**Task instructions**
Using the data below, gather each line that includes the word "will".

**A run of records**
- - - - -
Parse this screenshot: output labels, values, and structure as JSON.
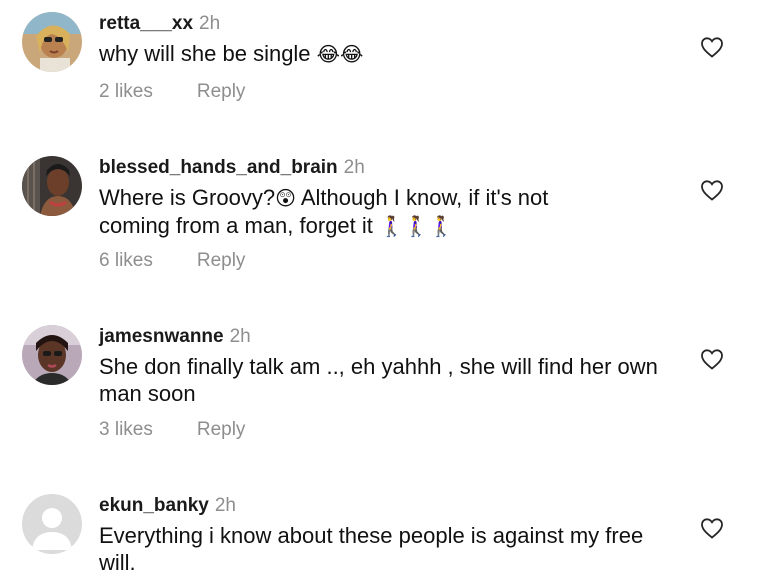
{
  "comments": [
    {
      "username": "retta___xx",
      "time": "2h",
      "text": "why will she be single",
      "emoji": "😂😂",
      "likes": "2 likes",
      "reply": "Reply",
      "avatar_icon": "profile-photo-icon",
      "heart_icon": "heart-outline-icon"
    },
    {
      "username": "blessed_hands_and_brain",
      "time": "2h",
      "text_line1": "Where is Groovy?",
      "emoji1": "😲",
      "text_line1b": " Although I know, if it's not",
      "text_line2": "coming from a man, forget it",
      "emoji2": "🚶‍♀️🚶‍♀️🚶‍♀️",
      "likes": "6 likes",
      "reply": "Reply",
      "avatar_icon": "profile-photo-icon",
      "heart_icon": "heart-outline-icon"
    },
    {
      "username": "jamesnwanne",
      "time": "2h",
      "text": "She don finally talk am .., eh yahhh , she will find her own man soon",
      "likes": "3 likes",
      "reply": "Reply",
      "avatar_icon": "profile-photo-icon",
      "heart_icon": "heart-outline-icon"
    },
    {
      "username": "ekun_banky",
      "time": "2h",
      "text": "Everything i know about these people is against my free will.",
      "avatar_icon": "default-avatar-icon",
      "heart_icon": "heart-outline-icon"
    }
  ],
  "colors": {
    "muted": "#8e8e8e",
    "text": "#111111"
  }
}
- - - - -
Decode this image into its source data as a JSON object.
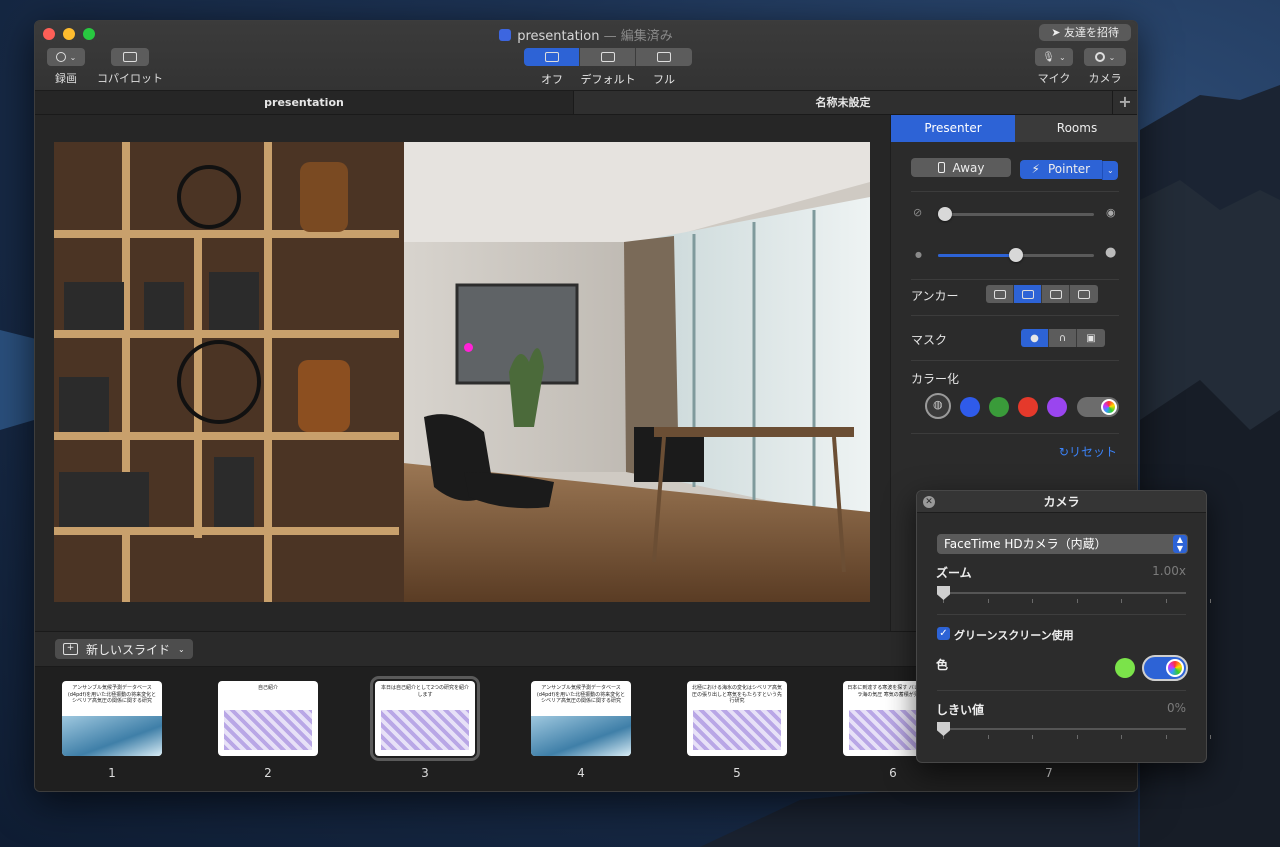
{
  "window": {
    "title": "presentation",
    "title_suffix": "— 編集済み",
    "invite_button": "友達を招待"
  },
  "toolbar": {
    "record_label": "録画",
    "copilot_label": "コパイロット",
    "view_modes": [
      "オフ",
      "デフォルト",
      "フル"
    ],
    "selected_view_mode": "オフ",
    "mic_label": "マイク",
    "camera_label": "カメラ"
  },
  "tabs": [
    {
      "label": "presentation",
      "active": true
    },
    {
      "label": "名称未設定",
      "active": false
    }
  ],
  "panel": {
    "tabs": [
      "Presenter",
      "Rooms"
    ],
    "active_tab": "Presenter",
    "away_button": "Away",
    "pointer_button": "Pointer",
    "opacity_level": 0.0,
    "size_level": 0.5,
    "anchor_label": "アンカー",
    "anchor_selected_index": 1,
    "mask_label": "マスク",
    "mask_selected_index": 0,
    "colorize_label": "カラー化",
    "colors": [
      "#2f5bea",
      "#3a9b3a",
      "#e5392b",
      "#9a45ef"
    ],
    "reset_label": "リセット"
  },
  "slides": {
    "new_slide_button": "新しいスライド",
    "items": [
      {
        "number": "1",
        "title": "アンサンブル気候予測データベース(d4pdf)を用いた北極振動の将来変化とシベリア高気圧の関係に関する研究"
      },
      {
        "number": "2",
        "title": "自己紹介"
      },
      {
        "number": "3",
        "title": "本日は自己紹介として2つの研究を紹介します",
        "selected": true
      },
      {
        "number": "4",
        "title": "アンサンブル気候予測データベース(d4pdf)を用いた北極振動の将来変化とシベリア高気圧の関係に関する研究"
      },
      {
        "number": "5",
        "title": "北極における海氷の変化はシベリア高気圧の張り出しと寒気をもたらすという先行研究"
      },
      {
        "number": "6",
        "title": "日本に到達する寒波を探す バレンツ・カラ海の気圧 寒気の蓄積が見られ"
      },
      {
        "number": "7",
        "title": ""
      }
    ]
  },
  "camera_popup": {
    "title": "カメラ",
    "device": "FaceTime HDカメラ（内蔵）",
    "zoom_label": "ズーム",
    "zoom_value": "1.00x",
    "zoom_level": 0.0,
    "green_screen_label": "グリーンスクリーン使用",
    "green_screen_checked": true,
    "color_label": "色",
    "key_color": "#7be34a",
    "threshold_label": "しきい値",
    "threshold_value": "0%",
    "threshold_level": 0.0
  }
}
- - - - -
**Answer below**
      "text": "why will she be single",
      "text": "She don finally talk am .., eh yahhh , she will find her own man soon",
      "text": "Everything i know about these people is against my free will.",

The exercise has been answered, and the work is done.